* [The exercise]: Where a line in the listing below contains the word "subtitle", copy that line.

-- Begin --

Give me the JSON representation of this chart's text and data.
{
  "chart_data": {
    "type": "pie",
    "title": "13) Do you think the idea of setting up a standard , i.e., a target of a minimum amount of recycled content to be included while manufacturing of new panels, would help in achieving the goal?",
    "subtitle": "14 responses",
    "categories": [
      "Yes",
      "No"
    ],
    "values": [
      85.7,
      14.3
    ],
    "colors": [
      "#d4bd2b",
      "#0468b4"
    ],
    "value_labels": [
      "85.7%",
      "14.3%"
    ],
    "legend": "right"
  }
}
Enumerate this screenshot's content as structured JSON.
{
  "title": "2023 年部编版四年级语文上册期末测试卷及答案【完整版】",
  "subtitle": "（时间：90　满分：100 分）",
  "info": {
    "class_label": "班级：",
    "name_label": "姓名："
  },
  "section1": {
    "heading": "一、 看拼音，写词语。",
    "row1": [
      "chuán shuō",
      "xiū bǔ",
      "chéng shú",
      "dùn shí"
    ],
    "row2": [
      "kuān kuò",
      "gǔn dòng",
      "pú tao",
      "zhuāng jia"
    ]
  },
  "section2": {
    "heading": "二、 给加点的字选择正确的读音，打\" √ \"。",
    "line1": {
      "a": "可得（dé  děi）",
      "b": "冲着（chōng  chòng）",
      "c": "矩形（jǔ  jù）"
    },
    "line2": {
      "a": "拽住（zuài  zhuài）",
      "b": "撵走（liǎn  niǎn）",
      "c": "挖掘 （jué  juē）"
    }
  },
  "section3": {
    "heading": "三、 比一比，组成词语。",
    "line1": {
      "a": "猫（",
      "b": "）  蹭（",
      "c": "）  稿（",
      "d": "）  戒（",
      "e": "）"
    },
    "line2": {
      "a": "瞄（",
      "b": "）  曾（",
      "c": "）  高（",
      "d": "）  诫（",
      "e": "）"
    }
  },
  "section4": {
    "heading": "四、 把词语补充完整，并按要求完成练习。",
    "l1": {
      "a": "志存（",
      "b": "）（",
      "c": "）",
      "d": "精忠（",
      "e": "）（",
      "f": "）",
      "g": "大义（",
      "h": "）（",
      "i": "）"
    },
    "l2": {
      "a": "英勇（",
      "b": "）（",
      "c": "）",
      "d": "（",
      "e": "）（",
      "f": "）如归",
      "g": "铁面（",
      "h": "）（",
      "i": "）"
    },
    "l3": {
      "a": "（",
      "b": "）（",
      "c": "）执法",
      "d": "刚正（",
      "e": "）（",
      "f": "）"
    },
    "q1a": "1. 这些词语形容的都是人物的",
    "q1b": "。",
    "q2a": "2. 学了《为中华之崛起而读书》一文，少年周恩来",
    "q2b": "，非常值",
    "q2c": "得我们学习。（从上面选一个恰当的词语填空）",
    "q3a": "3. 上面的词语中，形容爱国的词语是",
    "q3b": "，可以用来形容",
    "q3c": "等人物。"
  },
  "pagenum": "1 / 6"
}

-- End --

* [Written answer]:
    "subtitle": "14 responses",
  "subtitle": "（时间：90　满分：100 分）",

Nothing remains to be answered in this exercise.